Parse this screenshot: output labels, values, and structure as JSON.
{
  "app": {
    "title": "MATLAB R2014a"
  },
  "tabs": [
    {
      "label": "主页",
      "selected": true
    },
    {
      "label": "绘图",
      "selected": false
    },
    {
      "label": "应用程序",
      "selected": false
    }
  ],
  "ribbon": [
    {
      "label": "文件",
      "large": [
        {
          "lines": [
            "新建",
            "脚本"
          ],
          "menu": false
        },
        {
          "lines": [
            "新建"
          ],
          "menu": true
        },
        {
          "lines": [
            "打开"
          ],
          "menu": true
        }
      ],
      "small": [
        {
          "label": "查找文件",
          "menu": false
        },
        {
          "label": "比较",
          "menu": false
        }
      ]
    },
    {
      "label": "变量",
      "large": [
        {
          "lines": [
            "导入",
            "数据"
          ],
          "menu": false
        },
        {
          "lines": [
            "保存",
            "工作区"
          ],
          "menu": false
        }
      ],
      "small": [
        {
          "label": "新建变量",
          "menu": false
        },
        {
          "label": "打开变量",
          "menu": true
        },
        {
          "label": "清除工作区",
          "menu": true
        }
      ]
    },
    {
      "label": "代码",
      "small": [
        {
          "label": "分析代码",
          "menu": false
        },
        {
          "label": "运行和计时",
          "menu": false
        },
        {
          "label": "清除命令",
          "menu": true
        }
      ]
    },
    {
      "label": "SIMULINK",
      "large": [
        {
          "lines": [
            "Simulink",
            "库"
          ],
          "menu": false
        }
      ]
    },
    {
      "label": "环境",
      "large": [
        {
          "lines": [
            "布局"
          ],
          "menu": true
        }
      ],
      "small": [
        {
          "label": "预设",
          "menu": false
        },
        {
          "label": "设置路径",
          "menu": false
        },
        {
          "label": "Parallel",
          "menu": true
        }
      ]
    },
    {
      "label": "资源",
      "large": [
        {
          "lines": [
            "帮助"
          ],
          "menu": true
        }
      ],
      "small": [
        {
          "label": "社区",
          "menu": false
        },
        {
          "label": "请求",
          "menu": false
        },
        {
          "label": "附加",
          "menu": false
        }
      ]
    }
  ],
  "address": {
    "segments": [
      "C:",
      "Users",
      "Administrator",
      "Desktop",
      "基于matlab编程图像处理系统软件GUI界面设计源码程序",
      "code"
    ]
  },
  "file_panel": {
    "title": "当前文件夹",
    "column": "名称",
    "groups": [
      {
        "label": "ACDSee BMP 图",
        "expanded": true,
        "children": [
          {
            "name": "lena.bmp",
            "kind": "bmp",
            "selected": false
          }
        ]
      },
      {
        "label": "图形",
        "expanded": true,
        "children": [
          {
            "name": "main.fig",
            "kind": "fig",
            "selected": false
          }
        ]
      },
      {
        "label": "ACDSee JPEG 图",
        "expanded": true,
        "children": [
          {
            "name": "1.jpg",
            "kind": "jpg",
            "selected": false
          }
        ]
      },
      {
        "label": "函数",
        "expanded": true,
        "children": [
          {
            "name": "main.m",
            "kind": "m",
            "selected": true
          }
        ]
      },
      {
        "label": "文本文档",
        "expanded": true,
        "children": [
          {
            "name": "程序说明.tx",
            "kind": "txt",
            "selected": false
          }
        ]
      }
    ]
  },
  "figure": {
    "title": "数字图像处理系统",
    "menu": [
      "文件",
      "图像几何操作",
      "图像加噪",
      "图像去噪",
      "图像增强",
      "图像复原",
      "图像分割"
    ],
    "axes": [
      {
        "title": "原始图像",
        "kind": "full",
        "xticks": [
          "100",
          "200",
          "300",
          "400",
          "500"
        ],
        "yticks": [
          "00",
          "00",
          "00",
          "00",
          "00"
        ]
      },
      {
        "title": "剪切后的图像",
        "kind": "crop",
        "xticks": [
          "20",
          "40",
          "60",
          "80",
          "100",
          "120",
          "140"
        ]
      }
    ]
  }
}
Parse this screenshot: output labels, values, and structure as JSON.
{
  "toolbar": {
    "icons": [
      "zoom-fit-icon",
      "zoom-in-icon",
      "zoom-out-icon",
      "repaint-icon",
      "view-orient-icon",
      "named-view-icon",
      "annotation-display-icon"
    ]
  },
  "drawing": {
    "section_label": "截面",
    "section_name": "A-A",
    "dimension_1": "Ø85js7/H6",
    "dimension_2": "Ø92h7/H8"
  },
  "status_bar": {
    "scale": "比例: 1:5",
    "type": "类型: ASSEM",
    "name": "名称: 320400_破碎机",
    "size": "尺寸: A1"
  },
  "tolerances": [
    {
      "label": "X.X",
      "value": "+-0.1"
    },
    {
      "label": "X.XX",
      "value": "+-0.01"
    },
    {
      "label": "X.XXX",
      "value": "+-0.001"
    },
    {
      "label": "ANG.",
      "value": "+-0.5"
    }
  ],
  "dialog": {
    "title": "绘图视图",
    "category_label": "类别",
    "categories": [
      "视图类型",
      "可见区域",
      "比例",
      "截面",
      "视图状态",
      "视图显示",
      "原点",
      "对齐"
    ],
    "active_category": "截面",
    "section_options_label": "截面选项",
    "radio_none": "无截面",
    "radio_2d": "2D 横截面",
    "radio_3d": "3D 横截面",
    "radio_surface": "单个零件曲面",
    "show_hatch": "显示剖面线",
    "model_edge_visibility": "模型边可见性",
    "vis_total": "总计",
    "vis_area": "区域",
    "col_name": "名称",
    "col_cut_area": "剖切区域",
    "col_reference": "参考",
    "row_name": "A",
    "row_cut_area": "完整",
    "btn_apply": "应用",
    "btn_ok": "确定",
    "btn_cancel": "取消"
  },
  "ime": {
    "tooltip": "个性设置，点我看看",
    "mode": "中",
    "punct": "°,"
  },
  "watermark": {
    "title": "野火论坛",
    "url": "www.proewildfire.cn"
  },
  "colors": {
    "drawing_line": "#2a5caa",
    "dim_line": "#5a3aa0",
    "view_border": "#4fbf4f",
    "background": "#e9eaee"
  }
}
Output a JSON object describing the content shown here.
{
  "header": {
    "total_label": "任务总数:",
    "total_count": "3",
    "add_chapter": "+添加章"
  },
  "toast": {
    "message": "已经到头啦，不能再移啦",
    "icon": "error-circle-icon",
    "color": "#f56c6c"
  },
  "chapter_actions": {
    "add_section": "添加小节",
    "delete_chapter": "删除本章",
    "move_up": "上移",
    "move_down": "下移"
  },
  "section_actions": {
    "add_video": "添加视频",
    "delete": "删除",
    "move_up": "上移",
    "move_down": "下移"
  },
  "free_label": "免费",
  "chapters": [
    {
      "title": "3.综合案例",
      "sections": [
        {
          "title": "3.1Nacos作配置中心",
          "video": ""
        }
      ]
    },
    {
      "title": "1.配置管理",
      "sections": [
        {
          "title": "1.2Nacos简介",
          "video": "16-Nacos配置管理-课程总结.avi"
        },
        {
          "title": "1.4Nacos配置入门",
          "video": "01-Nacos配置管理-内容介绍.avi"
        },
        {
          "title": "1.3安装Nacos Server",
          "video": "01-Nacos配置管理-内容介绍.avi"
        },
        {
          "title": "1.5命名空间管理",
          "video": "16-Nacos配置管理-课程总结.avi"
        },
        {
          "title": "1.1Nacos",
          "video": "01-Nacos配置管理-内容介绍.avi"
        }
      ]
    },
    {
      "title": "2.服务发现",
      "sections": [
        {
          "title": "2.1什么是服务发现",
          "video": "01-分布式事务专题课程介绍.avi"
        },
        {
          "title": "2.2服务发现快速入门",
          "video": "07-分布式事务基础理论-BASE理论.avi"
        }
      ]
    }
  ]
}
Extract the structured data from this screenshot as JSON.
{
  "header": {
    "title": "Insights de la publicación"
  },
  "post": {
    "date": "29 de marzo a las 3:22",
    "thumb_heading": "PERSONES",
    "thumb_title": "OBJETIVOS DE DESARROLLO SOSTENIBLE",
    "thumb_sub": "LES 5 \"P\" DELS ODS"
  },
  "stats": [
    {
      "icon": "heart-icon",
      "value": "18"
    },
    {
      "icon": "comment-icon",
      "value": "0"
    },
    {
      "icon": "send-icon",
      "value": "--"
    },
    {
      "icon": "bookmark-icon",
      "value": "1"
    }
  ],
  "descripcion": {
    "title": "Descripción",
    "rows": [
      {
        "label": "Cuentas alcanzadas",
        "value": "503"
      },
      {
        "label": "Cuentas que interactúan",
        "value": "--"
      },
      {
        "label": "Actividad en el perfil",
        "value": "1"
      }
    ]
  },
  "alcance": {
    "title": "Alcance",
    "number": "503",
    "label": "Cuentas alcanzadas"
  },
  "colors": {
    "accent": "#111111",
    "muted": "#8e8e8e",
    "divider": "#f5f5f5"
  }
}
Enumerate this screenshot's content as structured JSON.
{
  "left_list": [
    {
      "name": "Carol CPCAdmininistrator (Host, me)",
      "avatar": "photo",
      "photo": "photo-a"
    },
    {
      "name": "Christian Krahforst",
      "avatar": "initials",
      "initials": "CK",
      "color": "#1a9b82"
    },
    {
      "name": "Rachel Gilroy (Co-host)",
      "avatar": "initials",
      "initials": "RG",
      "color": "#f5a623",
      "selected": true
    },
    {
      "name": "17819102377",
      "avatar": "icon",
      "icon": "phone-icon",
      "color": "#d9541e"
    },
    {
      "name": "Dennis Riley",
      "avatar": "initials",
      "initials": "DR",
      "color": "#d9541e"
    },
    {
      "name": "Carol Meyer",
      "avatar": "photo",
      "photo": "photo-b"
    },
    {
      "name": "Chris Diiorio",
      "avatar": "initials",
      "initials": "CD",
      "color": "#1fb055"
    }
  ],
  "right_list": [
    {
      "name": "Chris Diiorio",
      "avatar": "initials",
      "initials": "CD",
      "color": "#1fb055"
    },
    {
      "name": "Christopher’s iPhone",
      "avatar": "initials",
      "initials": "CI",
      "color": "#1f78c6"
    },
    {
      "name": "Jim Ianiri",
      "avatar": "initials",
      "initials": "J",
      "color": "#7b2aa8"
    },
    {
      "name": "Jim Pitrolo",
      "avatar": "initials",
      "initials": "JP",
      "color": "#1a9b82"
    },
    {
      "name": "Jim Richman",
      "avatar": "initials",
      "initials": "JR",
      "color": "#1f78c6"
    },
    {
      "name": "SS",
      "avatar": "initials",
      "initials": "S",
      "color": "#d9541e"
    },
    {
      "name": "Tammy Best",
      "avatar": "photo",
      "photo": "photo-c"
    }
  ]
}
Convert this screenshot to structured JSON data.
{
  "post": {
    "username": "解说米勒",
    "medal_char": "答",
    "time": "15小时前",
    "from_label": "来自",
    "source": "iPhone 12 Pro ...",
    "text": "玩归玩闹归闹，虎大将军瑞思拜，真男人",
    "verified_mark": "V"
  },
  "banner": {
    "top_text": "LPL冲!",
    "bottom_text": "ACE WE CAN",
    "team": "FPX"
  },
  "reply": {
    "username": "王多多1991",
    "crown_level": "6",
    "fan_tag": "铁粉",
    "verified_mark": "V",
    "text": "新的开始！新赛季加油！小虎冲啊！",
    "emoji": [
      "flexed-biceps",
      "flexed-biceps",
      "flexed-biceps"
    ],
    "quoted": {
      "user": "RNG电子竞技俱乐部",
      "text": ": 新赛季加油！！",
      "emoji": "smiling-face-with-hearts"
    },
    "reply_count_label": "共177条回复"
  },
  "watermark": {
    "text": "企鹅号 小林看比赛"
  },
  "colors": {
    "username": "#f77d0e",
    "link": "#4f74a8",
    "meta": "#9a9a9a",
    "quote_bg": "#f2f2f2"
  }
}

Problem details
Make a copy of each line that contains the string "emoji".

Finished task
    "emoji": [
      "emoji": "smiling-face-with-hearts"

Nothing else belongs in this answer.